- _Written task_
Omit all pictures and give the records below again exactly as written.

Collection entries
╔══
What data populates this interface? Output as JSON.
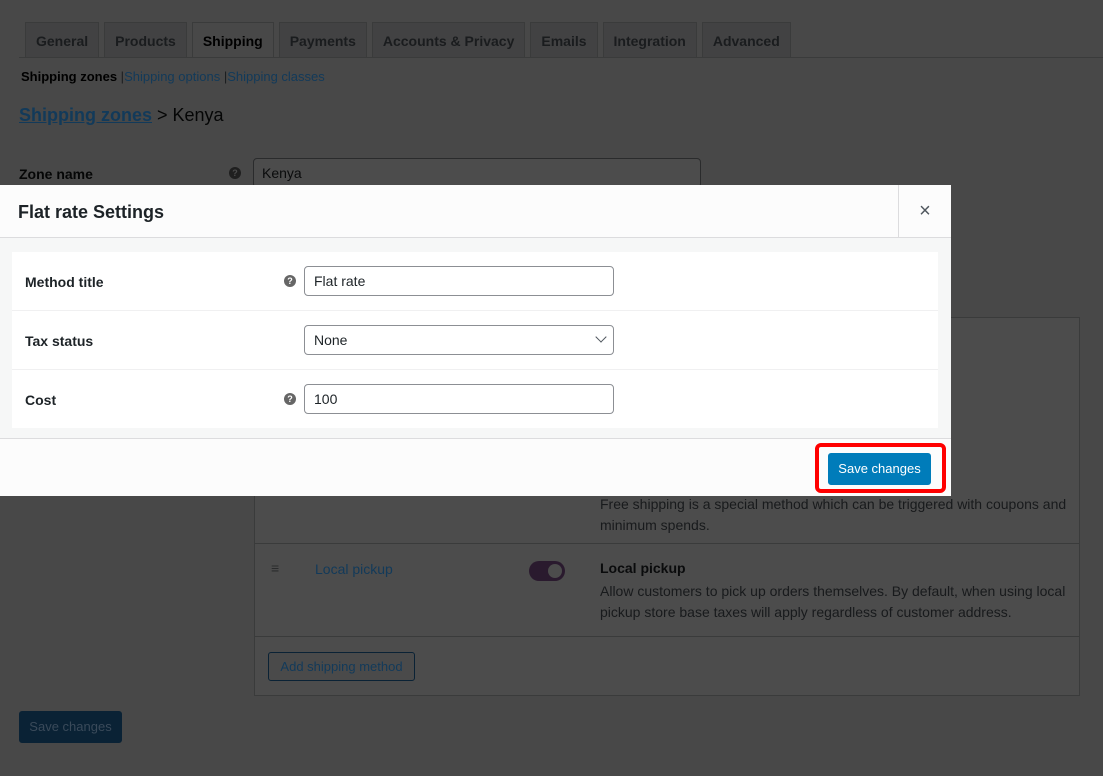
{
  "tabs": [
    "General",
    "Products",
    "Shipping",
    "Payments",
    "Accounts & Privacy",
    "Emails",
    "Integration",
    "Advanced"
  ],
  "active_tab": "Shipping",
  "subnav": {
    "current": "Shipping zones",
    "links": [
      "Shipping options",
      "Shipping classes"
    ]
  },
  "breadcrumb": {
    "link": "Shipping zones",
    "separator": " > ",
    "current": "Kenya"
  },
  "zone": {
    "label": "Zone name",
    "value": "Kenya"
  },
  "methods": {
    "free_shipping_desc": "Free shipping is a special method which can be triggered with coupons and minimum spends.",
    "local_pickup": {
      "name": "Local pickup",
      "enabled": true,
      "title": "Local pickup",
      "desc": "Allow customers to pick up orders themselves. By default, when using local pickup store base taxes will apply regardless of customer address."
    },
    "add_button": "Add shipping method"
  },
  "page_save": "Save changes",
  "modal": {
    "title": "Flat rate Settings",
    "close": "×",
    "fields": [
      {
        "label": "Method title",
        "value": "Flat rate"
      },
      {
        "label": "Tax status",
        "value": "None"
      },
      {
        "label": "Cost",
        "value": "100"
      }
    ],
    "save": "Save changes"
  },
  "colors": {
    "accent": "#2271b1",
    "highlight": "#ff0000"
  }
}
╚══
- _Task answer_
What data populates this interface? Output as JSON.
{
  "tabs": [
    "General",
    "Products",
    "Shipping",
    "Payments",
    "Accounts & Privacy",
    "Emails",
    "Integration",
    "Advanced"
  ],
  "active_tab": "Shipping",
  "subnav": {
    "current": "Shipping zones",
    "links": [
      "Shipping options",
      "Shipping classes"
    ]
  },
  "breadcrumb": {
    "link": "Shipping zones",
    "separator": " > ",
    "current": "Kenya"
  },
  "zone": {
    "label": "Zone name",
    "value": "Kenya"
  },
  "methods": {
    "free_shipping_desc": "Free shipping is a special method which can be triggered with coupons and minimum spends.",
    "local_pickup": {
      "name": "Local pickup",
      "enabled": true,
      "title": "Local pickup",
      "desc": "Allow customers to pick up orders themselves. By default, when using local pickup store base taxes will apply regardless of customer address."
    },
    "add_button": "Add shipping method"
  },
  "page_save": "Save changes",
  "modal": {
    "title": "Flat rate Settings",
    "close": "×",
    "fields": [
      {
        "label": "Method title",
        "value": "Flat rate"
      },
      {
        "label": "Tax status",
        "value": "None"
      },
      {
        "label": "Cost",
        "value": "100"
      }
    ],
    "save": "Save changes"
  },
  "colors": {
    "accent": "#2271b1",
    "highlight": "#ff0000"
  }
}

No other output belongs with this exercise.